Repeat the listing in full, word for word.

====================

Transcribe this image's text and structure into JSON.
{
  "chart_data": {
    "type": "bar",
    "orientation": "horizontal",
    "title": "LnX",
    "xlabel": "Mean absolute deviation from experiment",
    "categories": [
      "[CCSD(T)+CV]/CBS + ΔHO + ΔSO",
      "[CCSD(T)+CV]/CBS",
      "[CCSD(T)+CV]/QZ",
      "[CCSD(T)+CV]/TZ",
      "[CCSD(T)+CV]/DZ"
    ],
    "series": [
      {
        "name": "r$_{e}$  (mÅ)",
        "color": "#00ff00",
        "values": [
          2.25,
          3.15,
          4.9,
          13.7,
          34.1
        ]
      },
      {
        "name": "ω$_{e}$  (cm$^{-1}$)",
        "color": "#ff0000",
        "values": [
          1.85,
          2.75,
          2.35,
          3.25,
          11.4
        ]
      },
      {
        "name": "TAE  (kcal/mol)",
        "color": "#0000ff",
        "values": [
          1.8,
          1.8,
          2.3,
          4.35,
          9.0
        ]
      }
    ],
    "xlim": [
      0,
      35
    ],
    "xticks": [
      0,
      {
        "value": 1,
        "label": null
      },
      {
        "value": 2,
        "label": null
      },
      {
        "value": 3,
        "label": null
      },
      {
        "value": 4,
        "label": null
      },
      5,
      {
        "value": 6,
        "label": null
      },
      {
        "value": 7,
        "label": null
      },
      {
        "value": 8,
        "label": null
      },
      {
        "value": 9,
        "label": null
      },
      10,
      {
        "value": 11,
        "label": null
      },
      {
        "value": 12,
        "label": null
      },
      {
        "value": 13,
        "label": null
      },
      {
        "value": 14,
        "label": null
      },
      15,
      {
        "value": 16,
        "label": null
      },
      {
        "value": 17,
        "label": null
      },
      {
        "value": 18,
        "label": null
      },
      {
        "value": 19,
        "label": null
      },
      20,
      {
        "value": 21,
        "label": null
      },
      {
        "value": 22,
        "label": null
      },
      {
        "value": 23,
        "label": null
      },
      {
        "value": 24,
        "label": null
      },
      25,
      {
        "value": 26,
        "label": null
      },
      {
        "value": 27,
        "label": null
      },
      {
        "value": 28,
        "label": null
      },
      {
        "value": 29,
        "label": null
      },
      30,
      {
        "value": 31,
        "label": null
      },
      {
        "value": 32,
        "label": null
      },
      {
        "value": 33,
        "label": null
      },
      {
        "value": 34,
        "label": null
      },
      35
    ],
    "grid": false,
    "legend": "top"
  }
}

====================

## RESULT OF THE EXERCISE
Transcribe this image's text and structure into JSON.
{
  "chart_data": {
    "type": "bar",
    "orientation": "horizontal",
    "title": "LnX",
    "xlabel": "Mean absolute deviation from experiment",
    "categories": [
      "[CCSD(T)+CV]/CBS + ΔHO + ΔSO",
      "[CCSD(T)+CV]/CBS",
      "[CCSD(T)+CV]/QZ",
      "[CCSD(T)+CV]/TZ",
      "[CCSD(T)+CV]/DZ"
    ],
    "series": [
      {
        "name": "r$_{e}$  (mÅ)",
        "color": "#00ff00",
        "values": [
          2.25,
          3.15,
          4.9,
          13.7,
          34.1
        ]
      },
      {
        "name": "ω$_{e}$  (cm$^{-1}$)",
        "color": "#ff0000",
        "values": [
          1.85,
          2.75,
          2.35,
          3.25,
          11.4
        ]
      },
      {
        "name": "TAE  (kcal/mol)",
        "color": "#0000ff",
        "values": [
          1.8,
          1.8,
          2.3,
          4.35,
          9.0
        ]
      }
    ],
    "xlim": [
      0,
      35
    ],
    "xticks": [
      0,
      {
        "value": 1,
        "label": null
      },
      {
        "value": 2,
        "label": null
      },
      {
        "value": 3,
        "label": null
      },
      {
        "value": 4,
        "label": null
      },
      5,
      {
        "value": 6,
        "label": null
      },
      {
        "value": 7,
        "label": null
      },
      {
        "value": 8,
        "label": null
      },
      {
        "value": 9,
        "label": null
      },
      10,
      {
        "value": 11,
        "label": null
      },
      {
        "value": 12,
        "label": null
      },
      {
        "value": 13,
        "label": null
      },
      {
        "value": 14,
        "label": null
      },
      15,
      {
        "value": 16,
        "label": null
      },
      {
        "value": 17,
        "label": null
      },
      {
        "value": 18,
        "label": null
      },
      {
        "value": 19,
        "label": null
      },
      20,
      {
        "value": 21,
        "label": null
      },
      {
        "value": 22,
        "label": null
      },
      {
        "value": 23,
        "label": null
      },
      {
        "value": 24,
        "label": null
      },
      25,
      {
        "value": 26,
        "label": null
      },
      {
        "value": 27,
        "label": null
      },
      {
        "value": 28,
        "label": null
      },
      {
        "value": 29,
        "label": null
      },
      30,
      {
        "value": 31,
        "label": null
      },
      {
        "value": 32,
        "label": null
      },
      {
        "value": 33,
        "label": null
      },
      {
        "value": 34,
        "label": null
      },
      35
    ],
    "grid": false,
    "legend": "top"
  }
}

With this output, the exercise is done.